# Records to process start
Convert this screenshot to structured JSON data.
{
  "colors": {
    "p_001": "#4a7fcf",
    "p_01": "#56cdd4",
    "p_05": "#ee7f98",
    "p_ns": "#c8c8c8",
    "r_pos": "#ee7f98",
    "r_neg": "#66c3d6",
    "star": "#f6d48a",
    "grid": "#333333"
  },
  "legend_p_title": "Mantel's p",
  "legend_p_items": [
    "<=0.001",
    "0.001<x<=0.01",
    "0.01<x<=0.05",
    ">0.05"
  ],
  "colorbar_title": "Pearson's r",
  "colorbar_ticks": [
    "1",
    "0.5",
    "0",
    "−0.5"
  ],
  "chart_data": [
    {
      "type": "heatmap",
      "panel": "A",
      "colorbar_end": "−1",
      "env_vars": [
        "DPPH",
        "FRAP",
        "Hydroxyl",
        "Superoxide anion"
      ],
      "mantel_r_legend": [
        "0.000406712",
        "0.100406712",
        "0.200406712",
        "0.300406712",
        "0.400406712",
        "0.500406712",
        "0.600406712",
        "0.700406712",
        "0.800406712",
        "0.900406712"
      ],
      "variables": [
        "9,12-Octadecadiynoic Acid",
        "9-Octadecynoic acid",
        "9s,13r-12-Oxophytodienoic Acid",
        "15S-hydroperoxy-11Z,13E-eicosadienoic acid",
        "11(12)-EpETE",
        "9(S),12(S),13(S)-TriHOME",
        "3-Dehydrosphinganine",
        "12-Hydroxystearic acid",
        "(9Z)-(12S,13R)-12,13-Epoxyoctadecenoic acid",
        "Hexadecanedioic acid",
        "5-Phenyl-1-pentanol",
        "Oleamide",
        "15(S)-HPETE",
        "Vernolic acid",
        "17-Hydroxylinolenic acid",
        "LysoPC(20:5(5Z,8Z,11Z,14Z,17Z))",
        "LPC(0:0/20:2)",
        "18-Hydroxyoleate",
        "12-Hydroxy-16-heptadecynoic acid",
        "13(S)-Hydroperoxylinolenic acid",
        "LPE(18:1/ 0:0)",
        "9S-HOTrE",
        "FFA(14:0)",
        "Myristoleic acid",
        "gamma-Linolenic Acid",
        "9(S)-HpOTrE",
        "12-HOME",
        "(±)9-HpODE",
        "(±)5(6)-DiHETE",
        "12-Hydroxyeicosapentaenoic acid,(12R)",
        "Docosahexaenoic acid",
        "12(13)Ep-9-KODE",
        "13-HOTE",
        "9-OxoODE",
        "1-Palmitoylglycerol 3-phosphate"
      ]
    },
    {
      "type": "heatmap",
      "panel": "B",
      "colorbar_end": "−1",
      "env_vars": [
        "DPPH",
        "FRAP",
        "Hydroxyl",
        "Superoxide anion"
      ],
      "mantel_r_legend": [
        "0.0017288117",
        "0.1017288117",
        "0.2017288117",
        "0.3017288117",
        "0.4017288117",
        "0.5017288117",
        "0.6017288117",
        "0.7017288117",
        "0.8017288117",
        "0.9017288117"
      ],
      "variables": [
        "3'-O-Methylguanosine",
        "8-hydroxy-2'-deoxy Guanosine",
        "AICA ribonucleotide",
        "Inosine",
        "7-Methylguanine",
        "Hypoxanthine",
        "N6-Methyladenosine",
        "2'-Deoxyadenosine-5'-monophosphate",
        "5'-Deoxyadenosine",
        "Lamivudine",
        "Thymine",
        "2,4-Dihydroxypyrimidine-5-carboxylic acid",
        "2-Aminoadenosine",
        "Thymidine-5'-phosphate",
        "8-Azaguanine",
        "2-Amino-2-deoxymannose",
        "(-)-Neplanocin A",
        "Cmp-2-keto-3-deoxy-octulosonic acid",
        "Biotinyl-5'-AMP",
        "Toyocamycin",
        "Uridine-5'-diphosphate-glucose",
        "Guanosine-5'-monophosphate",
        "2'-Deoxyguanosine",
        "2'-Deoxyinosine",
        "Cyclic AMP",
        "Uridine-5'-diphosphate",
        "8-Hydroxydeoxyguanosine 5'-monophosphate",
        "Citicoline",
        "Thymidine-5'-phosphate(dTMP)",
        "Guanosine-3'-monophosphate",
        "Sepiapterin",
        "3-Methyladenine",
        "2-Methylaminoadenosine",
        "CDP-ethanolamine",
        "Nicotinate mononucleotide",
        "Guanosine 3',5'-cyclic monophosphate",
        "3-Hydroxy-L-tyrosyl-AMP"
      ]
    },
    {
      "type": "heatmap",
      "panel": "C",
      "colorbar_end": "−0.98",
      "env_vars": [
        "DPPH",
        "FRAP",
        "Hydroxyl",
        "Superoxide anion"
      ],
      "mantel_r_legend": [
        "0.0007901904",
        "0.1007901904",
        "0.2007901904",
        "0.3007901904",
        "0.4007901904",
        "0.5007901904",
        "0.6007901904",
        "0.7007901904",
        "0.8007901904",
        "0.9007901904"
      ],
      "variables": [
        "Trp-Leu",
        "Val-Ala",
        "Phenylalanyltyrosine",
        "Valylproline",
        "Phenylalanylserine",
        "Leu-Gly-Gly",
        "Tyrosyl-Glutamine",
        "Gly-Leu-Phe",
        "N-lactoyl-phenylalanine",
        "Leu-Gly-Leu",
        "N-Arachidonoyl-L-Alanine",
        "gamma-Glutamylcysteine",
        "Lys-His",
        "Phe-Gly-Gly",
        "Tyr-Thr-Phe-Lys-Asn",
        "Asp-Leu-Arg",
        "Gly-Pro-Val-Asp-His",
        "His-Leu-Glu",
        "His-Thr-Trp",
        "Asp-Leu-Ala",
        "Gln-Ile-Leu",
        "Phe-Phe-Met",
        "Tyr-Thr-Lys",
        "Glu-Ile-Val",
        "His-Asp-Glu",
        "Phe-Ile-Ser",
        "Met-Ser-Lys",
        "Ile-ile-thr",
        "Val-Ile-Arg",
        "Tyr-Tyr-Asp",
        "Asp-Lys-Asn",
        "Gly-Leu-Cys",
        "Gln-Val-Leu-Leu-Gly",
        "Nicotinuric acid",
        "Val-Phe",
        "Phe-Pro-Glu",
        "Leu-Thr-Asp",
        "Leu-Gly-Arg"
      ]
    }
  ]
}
# Records to process end
#### Written instruction
How many of the lines above hold the word "diphosphate"? Give only that number.

#### In response
2